[BEGIN DATA ENTRIES]
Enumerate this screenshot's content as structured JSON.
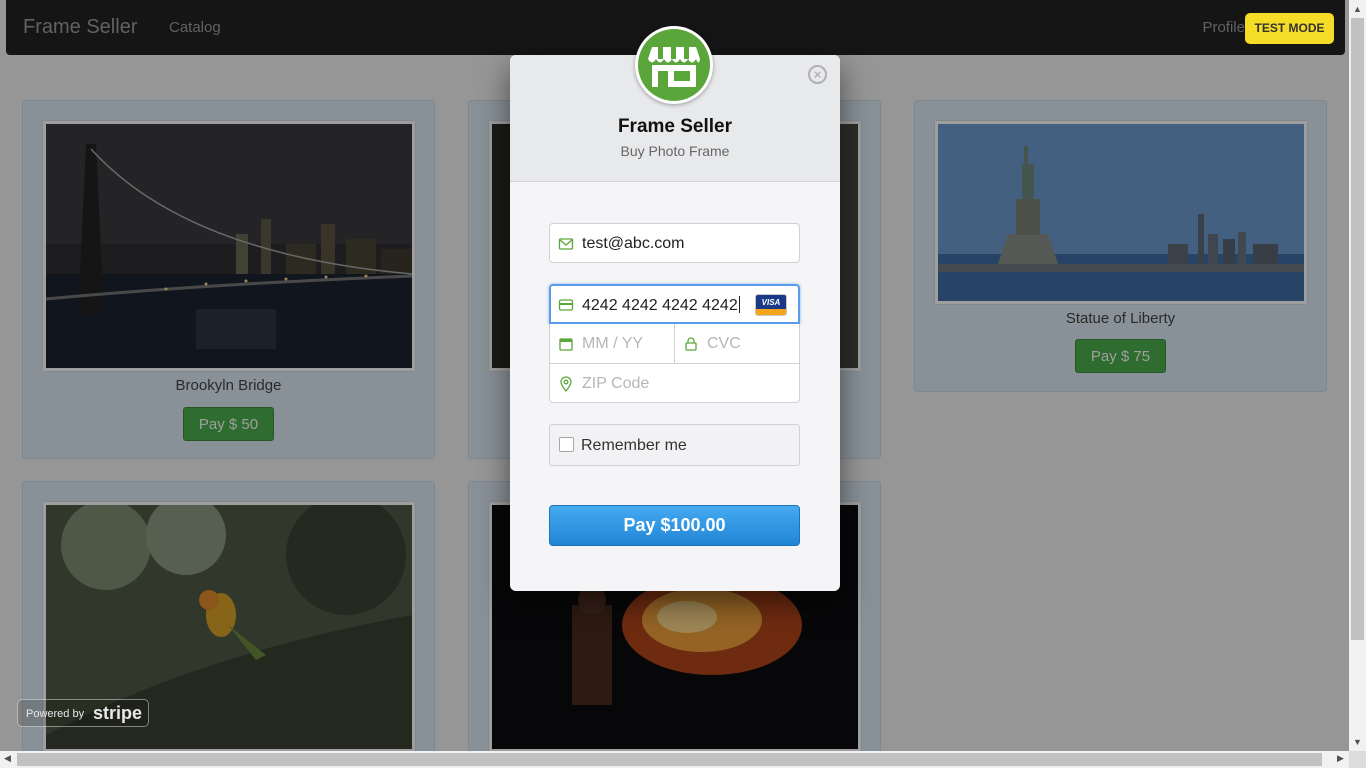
{
  "navbar": {
    "brand": "Frame Seller",
    "catalog": "Catalog",
    "profile": "Profile",
    "test_mode": "TEST MODE"
  },
  "products": [
    {
      "caption": "Brookyln Bridge",
      "pay_label": "Pay $ 50"
    },
    {
      "caption": "",
      "pay_label": ""
    },
    {
      "caption": "Statue of Liberty",
      "pay_label": "Pay $ 75"
    }
  ],
  "powered": {
    "prefix": "Powered by",
    "brand": "stripe"
  },
  "checkout": {
    "title": "Frame Seller",
    "subtitle": "Buy Photo Frame",
    "email_value": "test@abc.com",
    "card_number": "4242 4242 4242 4242",
    "card_brand": "VISA",
    "expiry_placeholder": "MM / YY",
    "cvc_placeholder": "CVC",
    "zip_placeholder": "ZIP Code",
    "remember_label": "Remember me",
    "pay_label": "Pay $100.00",
    "close_glyph": "×"
  },
  "colors": {
    "accent_green": "#4cae4c",
    "stripe_blue": "#2185d6",
    "logo_green": "#5aa63a",
    "test_badge": "#f5dc26"
  },
  "icons": [
    "envelope-icon",
    "credit-card-icon",
    "calendar-icon",
    "lock-icon",
    "location-pin-icon",
    "close-icon",
    "storefront-icon"
  ]
}
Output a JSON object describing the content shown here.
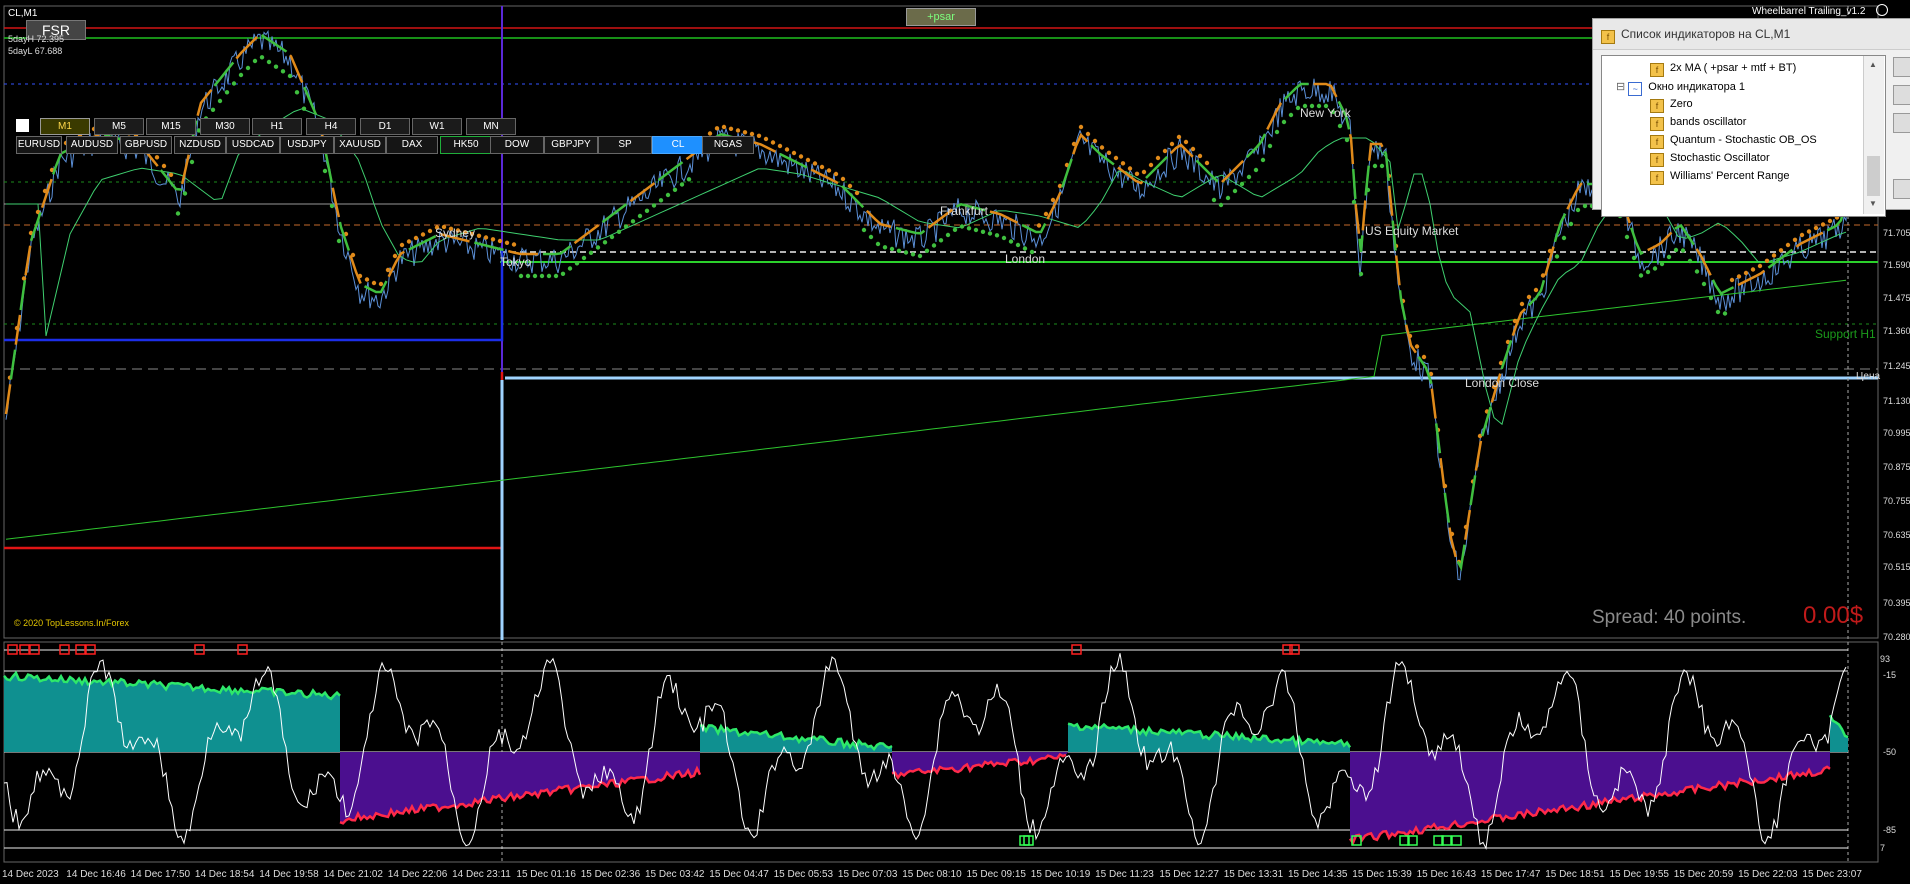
{
  "window": {
    "title": "CL,M1",
    "ea_label": "Wheelbarrel Trailing_v1.2",
    "indicator_tag": "+psar",
    "fsr_label": "FSR",
    "day_high": "5dayH 72.395",
    "day_low": "5dayL 67.688",
    "copyright": "© 2020 TopLessons.In/Forex",
    "spread": "Spread: 40 points.",
    "profit": "0.00$",
    "price_tag": "Цена"
  },
  "timeframes": [
    "M1",
    "M5",
    "M15",
    "M30",
    "H1",
    "H4",
    "D1",
    "W1",
    "MN"
  ],
  "active_timeframe": "M1",
  "symbols": [
    "EURUSD",
    "AUDUSD",
    "GBPUSD",
    "NZDUSD",
    "USDCAD",
    "USDJPY",
    "XAUUSD",
    "DAX",
    "HK50",
    "DOW",
    "GBPJPY",
    "SP",
    "CL",
    "NGAS"
  ],
  "active_symbol": "CL",
  "sessions": {
    "sydney": "Sydney",
    "tokyo": "Tokyo",
    "frankfurt": "Frankfurt",
    "london": "London",
    "new_york": "New York",
    "us_equity": "US Equity Market",
    "london_close": "London Close",
    "support": "Support H1"
  },
  "price_axis": [
    "71.705",
    "71.590",
    "71.475",
    "71.360",
    "71.245",
    "71.130",
    "70.995",
    "70.875",
    "70.755",
    "70.635",
    "70.515",
    "70.395",
    "70.280"
  ],
  "osc_axis": [
    "-15",
    "-50",
    "-85"
  ],
  "osc_marks": [
    "93",
    "7"
  ],
  "time_axis": [
    "14 Dec 2023",
    "14 Dec 16:46",
    "14 Dec 17:50",
    "14 Dec 18:54",
    "14 Dec 19:58",
    "14 Dec 21:02",
    "14 Dec 22:06",
    "14 Dec 23:11",
    "15 Dec 01:16",
    "15 Dec 02:36",
    "15 Dec 03:42",
    "15 Dec 04:47",
    "15 Dec 05:53",
    "15 Dec 07:03",
    "15 Dec 08:10",
    "15 Dec 09:15",
    "15 Dec 10:19",
    "15 Dec 11:23",
    "15 Dec 12:27",
    "15 Dec 13:31",
    "15 Dec 14:35",
    "15 Dec 15:39",
    "15 Dec 16:43",
    "15 Dec 17:47",
    "15 Dec 18:51",
    "15 Dec 19:55",
    "15 Dec 20:59",
    "15 Dec 22:03",
    "15 Dec 23:07"
  ],
  "indicator_panel": {
    "title": "Список индикаторов на CL,M1",
    "items": [
      {
        "label": "2x MA ( +psar + mtf + BT)",
        "type": "indicator"
      },
      {
        "label": "Окно индикатора 1",
        "type": "window"
      },
      {
        "label": "Zero",
        "type": "indicator"
      },
      {
        "label": "bands oscillator",
        "type": "indicator"
      },
      {
        "label": "Quantum - Stochastic OB_OS",
        "type": "indicator"
      },
      {
        "label": "Stochastic Oscillator",
        "type": "indicator"
      },
      {
        "label": "Williams' Percent Range",
        "type": "indicator"
      }
    ]
  },
  "colors": {
    "price_line": "#5b8fd6",
    "ma_orange": "#e08a1a",
    "ma_green": "#3fbf3f",
    "hist_teal": "#0f9090",
    "hist_purple": "#4b0f8f",
    "active_symbol": "#1e90ff",
    "session_blue": "#1c2ee8",
    "session_red": "#e01515"
  }
}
[END DATA ENTRIES]
## GIVEN TASK
Isolate each line of the listing above that includes "London". Copy it.

## EXERCISE RESULT
    "london": "London",
    "london_close": "London Close",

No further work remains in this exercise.